== Task to carry out ==
Copy out all the lines in the records that include the word "JSON".

[Chart and figure data]
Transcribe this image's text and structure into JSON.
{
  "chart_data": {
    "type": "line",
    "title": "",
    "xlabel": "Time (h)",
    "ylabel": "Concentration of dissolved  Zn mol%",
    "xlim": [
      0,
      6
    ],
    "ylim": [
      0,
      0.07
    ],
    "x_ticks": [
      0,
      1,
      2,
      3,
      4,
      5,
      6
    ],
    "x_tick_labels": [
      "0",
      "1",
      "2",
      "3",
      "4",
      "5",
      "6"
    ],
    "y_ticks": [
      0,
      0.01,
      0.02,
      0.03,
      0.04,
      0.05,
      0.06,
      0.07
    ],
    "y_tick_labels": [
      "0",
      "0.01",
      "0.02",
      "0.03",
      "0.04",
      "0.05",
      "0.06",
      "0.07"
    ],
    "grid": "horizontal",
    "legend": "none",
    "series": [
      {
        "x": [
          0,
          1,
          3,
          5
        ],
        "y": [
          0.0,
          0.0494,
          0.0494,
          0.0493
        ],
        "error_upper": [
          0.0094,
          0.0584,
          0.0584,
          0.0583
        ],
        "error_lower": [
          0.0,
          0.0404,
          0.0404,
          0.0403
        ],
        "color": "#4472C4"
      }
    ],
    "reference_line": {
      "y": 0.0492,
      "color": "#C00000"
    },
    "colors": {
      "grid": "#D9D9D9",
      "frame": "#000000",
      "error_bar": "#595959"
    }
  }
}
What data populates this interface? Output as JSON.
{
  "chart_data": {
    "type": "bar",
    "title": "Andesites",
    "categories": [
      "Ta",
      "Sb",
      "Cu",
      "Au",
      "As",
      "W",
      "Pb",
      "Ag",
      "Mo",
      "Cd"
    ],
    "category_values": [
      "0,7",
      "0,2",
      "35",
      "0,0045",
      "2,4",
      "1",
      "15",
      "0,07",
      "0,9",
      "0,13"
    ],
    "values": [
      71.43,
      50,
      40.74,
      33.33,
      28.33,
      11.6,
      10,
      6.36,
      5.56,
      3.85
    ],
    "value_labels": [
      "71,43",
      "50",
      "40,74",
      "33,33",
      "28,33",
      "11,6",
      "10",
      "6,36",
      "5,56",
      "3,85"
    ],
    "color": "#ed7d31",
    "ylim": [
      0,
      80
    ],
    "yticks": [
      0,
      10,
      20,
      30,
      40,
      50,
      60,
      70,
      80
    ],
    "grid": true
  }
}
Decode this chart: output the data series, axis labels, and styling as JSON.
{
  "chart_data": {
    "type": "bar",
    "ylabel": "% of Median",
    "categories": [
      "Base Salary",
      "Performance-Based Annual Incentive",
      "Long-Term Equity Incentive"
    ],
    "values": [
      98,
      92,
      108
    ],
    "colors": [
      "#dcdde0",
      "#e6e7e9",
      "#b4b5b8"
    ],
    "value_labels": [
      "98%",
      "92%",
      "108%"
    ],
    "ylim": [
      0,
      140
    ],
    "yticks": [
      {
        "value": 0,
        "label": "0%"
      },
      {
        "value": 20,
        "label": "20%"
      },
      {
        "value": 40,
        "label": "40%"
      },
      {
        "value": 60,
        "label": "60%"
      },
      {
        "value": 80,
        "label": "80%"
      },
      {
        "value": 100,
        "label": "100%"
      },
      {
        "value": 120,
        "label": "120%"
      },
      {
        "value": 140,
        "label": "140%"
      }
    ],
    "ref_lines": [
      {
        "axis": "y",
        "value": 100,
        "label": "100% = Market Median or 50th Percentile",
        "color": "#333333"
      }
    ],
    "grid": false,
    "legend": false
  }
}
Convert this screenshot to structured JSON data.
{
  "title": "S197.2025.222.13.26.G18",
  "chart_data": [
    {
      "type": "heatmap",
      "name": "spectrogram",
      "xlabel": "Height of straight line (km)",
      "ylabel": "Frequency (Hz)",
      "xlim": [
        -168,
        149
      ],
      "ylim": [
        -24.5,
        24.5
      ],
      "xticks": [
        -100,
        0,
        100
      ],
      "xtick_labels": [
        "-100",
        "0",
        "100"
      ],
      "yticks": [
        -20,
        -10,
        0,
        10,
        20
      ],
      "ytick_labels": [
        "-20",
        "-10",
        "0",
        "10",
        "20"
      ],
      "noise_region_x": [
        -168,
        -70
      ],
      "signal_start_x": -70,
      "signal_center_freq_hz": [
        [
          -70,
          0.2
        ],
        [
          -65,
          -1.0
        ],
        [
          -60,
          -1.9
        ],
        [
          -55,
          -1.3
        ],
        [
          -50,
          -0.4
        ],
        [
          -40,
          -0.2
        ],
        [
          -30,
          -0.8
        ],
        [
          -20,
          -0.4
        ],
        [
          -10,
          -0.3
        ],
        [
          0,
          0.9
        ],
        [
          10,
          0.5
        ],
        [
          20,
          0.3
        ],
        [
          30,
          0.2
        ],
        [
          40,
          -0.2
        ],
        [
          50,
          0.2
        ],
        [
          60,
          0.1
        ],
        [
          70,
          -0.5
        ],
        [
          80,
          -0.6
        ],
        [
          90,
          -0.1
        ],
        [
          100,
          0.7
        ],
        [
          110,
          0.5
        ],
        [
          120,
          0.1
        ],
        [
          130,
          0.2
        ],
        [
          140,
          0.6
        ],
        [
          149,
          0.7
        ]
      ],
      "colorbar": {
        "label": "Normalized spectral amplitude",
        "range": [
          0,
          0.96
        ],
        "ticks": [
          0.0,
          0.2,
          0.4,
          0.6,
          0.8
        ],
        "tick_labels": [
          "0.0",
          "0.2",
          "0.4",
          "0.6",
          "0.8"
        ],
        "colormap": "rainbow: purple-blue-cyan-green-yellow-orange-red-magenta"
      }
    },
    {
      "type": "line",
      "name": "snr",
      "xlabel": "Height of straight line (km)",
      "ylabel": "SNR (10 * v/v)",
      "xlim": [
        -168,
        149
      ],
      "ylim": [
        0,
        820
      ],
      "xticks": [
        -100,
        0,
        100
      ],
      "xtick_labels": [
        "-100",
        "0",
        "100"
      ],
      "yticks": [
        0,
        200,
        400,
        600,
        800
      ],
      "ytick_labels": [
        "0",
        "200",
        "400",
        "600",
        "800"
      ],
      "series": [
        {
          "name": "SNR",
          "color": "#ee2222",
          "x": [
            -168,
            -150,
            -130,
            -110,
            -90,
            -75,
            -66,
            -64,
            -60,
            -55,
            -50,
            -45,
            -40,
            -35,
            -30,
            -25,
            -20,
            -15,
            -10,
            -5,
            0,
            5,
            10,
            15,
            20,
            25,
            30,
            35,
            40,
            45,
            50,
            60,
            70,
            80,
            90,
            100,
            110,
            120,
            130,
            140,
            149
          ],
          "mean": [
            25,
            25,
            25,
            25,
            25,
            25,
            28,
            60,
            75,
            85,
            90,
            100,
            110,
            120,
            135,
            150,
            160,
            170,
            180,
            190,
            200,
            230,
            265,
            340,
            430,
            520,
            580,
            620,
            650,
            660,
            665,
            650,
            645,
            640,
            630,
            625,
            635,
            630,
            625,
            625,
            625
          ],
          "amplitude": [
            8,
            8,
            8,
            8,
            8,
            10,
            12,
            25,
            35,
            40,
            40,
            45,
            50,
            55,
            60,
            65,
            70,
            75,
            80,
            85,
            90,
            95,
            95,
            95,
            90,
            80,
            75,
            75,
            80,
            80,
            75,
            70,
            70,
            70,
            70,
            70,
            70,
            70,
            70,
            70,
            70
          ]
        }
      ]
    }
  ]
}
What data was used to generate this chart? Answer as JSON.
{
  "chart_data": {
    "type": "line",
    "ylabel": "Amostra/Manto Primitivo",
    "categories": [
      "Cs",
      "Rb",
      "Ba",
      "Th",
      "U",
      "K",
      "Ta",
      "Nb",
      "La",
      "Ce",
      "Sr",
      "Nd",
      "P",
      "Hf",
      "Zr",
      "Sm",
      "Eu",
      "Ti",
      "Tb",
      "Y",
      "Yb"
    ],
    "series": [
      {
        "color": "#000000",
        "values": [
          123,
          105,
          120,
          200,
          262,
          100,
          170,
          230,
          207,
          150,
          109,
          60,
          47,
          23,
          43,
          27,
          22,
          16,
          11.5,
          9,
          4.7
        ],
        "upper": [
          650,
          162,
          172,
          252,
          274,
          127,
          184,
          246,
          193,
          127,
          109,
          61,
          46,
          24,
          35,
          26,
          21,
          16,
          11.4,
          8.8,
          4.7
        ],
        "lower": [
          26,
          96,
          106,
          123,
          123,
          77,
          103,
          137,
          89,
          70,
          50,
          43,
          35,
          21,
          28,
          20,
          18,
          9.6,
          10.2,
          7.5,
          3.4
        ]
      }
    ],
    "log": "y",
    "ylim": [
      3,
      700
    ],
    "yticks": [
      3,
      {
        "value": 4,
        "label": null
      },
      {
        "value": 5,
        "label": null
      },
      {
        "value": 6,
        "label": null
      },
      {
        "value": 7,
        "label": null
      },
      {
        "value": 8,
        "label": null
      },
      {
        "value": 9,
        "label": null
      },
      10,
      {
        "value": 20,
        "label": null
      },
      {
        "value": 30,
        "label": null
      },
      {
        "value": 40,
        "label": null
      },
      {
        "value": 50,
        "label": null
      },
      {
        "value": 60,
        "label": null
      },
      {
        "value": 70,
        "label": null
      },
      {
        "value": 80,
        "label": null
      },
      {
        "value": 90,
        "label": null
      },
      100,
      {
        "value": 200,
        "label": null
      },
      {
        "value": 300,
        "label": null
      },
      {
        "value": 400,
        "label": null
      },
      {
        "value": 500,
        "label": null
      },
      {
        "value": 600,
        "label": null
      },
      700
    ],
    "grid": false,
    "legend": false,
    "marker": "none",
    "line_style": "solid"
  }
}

== Result for this task ==
Transcribe this image's text and structure into JSON.
What data populates this interface? Output as JSON.
Decode this chart: output the data series, axis labels, and styling as JSON.
Convert this screenshot to structured JSON data.
What data was used to generate this chart? Answer as JSON.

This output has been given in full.